● **GOAL**
Every entry must be duplicated precisely as written.

● **INFORMATION PROVIDED**
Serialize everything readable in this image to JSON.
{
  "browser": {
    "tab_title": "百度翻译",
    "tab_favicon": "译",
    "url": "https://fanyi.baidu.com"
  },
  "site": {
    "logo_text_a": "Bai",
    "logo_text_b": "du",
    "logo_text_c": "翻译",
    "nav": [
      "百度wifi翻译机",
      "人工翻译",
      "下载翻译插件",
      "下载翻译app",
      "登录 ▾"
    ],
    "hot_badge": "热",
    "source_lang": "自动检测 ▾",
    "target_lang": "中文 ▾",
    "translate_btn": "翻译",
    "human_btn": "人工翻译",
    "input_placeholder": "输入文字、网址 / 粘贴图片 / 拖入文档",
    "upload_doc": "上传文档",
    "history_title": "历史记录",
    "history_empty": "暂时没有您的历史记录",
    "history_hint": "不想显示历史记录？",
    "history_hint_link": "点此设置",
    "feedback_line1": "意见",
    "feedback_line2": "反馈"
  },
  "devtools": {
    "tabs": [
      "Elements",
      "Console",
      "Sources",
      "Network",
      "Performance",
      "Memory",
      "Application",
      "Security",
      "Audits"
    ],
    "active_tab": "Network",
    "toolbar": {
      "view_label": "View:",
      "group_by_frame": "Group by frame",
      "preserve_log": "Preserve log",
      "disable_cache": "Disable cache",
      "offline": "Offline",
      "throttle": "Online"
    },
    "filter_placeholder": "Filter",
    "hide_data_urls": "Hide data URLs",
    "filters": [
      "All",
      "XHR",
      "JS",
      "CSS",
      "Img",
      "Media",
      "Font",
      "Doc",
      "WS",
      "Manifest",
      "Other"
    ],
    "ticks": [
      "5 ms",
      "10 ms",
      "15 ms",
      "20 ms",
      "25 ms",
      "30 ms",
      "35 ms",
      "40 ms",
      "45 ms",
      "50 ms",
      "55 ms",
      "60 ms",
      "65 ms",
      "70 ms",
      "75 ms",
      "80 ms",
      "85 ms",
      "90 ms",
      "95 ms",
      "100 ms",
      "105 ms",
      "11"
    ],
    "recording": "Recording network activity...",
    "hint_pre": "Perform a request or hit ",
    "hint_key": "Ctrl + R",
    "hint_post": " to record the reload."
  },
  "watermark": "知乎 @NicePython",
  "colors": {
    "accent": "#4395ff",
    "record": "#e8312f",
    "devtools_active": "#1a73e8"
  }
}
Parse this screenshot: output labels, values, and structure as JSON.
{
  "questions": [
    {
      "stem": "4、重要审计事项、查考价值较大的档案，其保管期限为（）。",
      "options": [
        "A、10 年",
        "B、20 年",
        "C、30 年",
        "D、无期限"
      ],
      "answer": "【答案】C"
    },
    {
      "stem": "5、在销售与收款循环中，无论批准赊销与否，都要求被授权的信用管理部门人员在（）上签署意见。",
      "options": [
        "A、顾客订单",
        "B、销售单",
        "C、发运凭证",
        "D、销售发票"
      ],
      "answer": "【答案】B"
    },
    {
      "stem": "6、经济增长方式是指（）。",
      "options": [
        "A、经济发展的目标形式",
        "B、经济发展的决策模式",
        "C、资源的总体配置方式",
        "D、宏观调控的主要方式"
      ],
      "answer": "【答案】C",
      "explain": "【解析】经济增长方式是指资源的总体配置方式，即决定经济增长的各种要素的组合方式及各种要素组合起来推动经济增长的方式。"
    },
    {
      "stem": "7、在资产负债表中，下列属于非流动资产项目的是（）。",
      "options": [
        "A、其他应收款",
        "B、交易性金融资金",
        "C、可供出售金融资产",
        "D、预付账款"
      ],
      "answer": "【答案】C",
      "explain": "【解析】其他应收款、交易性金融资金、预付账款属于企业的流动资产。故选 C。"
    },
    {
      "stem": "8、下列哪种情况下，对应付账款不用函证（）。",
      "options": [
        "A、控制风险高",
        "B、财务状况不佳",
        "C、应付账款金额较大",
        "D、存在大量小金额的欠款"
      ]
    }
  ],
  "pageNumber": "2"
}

● **SOLUTION FOR THIS EXERCISE**
Serialize everything readable in this image to JSON.
{
  "browser": {
    "tab_title": "百度翻译",
    "tab_favicon": "译",
    "url": "https://fanyi.baidu.com"
  },
  "site": {
    "logo_text_a": "Bai",
    "logo_text_b": "du",
    "logo_text_c": "翻译",
    "nav": [
      "百度wifi翻译机",
      "人工翻译",
      "下载翻译插件",
      "下载翻译app",
      "登录 ▾"
    ],
    "hot_badge": "热",
    "source_lang": "自动检测 ▾",
    "target_lang": "中文 ▾",
    "translate_btn": "翻译",
    "human_btn": "人工翻译",
    "input_placeholder": "输入文字、网址 / 粘贴图片 / 拖入文档",
    "upload_doc": "上传文档",
    "history_title": "历史记录",
    "history_empty": "暂时没有您的历史记录",
    "history_hint": "不想显示历史记录？",
    "history_hint_link": "点此设置",
    "feedback_line1": "意见",
    "feedback_line2": "反馈"
  },
  "devtools": {
    "tabs": [
      "Elements",
      "Console",
      "Sources",
      "Network",
      "Performance",
      "Memory",
      "Application",
      "Security",
      "Audits"
    ],
    "active_tab": "Network",
    "toolbar": {
      "view_label": "View:",
      "group_by_frame": "Group by frame",
      "preserve_log": "Preserve log",
      "disable_cache": "Disable cache",
      "offline": "Offline",
      "throttle": "Online"
    },
    "filter_placeholder": "Filter",
    "hide_data_urls": "Hide data URLs",
    "filters": [
      "All",
      "XHR",
      "JS",
      "CSS",
      "Img",
      "Media",
      "Font",
      "Doc",
      "WS",
      "Manifest",
      "Other"
    ],
    "ticks": [
      "5 ms",
      "10 ms",
      "15 ms",
      "20 ms",
      "25 ms",
      "30 ms",
      "35 ms",
      "40 ms",
      "45 ms",
      "50 ms",
      "55 ms",
      "60 ms",
      "65 ms",
      "70 ms",
      "75 ms",
      "80 ms",
      "85 ms",
      "90 ms",
      "95 ms",
      "100 ms",
      "105 ms",
      "11"
    ],
    "recording": "Recording network activity...",
    "hint_pre": "Perform a request or hit ",
    "hint_key": "Ctrl + R",
    "hint_post": " to record the reload."
  },
  "watermark": "知乎 @NicePython",
  "colors": {
    "accent": "#4395ff",
    "record": "#e8312f",
    "devtools_active": "#1a73e8"
  }
}
Parse this screenshot: output labels, values, and structure as JSON.
{
  "questions": [
    {
      "stem": "4、重要审计事项、查考价值较大的档案，其保管期限为（）。",
      "options": [
        "A、10 年",
        "B、20 年",
        "C、30 年",
        "D、无期限"
      ],
      "answer": "【答案】C"
    },
    {
      "stem": "5、在销售与收款循环中，无论批准赊销与否，都要求被授权的信用管理部门人员在（）上签署意见。",
      "options": [
        "A、顾客订单",
        "B、销售单",
        "C、发运凭证",
        "D、销售发票"
      ],
      "answer": "【答案】B"
    },
    {
      "stem": "6、经济增长方式是指（）。",
      "options": [
        "A、经济发展的目标形式",
        "B、经济发展的决策模式",
        "C、资源的总体配置方式",
        "D、宏观调控的主要方式"
      ],
      "answer": "【答案】C",
      "explain": "【解析】经济增长方式是指资源的总体配置方式，即决定经济增长的各种要素的组合方式及各种要素组合起来推动经济增长的方式。"
    },
    {
      "stem": "7、在资产负债表中，下列属于非流动资产项目的是（）。",
      "options": [
        "A、其他应收款",
        "B、交易性金融资金",
        "C、可供出售金融资产",
        "D、预付账款"
      ],
      "answer": "【答案】C",
      "explain": "【解析】其他应收款、交易性金融资金、预付账款属于企业的流动资产。故选 C。"
    },
    {
      "stem": "8、下列哪种情况下，对应付账款不用函证（）。",
      "options": [
        "A、控制风险高",
        "B、财务状况不佳",
        "C、应付账款金额较大",
        "D、存在大量小金额的欠款"
      ]
    }
  ],
  "pageNumber": "2"
}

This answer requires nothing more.